Stored records:
((
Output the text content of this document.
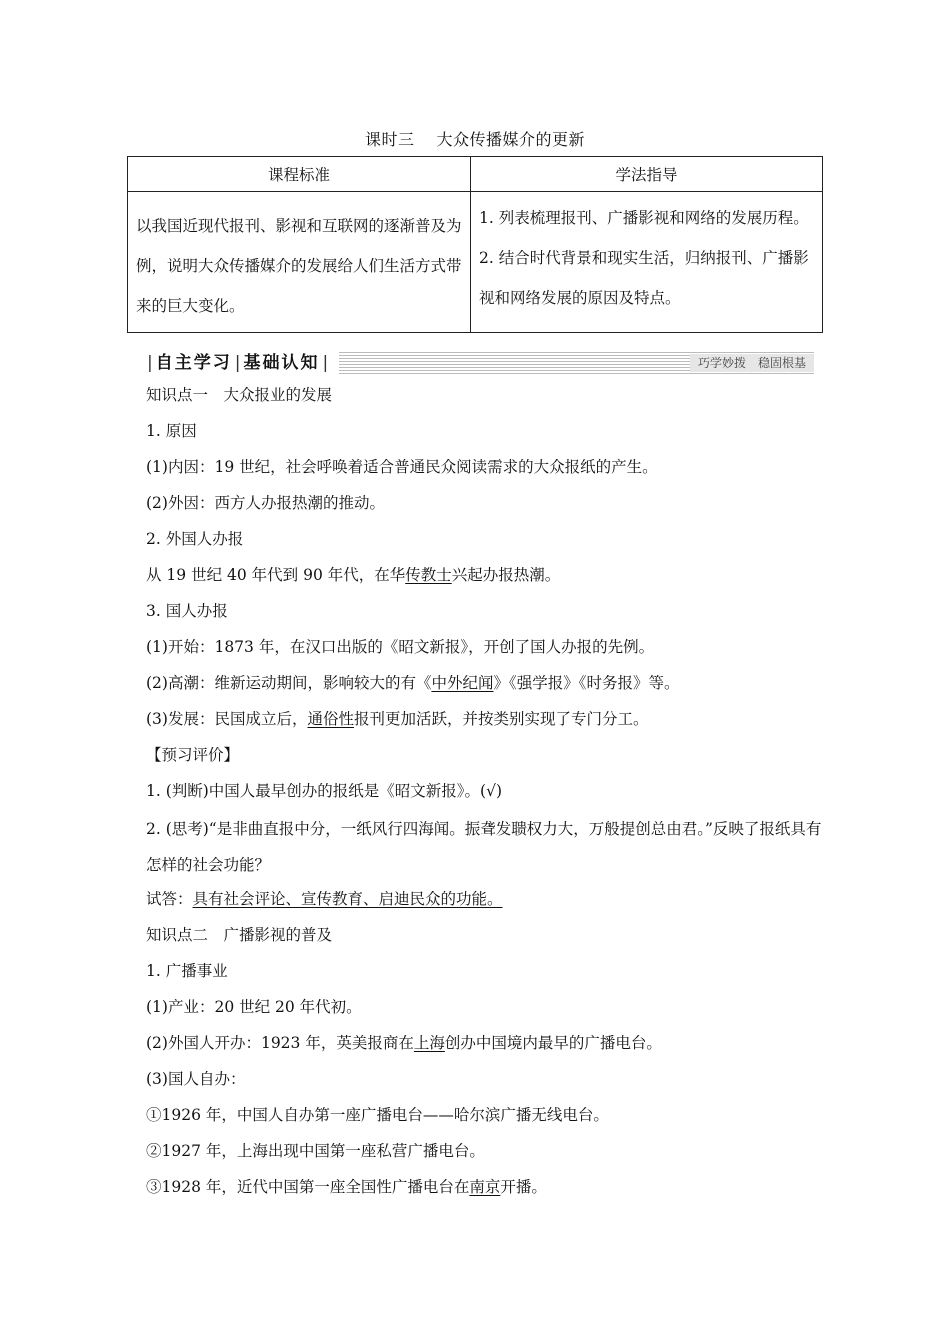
课时三 大众传播媒介的更新
课程标准	学法指导
以我国近现代报刊、影视和互联网的逐渐普及为例，说明大众传播媒介的发展给人们生活方式带来的巨大变化。	1. 列表梳理报刊、广播影视和网络的发展历程。
2. 结合时代背景和现实生活，归纳报刊、广播影视和网络发展的原因及特点。
| 自主学习 | 基础认知 |	巧学妙拨 稳固根基

知识点一　大众报业的发展

1. 原因

(1)内因：19 世纪，社会呼唤着适合普通民众阅读需求的大众报纸的产生。

(2)外因：西方人办报热潮的推动。

2. 外国人办报

从 19 世纪 40 年代到 90 年代，在华传教士兴起办报热潮。

3. 国人办报

(1)开始：1873 年，在汉口出版的《昭文新报》，开创了国人办报的先例。

(2)高潮：维新运动期间，影响较大的有《中外纪闻》《强学报》《时务报》等。

(3)发展：民国成立后，通俗性报刊更加活跃，并按类别实现了专门分工。

【预习评价】

1. (判断)中国人最早创办的报纸是《昭文新报》。(√)

2. (思考)“是非曲直报中分，一纸风行四海闻。振聋发聩权力大，万般提创总由君。”反映了报纸具有怎样的社会功能？

试答：具有社会评论、宣传教育、启迪民众的功能。

知识点二　广播影视的普及

1. 广播事业

(1)产业：20 世纪 20 年代初。

(2)外国人开办：1923 年，英美报商在上海创办中国境内最早的广播电台。

(3)国人自办：

①1926 年，中国人自办第一座广播电台——哈尔滨广播无线电台。

②1927 年，上海出现中国第一座私营广播电台。

③1928 年，近代中国第一座全国性广播电台在南京开播。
))
* [WHAT YOU NEED TO DO]: Gather all lines where the word "昭文新报" appears.

* [TASK RESPONSE]:
(1)开始：1873 年，在汉口出版的《昭文新报》，开创了国人办报的先例。
1. (判断)中国人最早创办的报纸是《昭文新报》。(√)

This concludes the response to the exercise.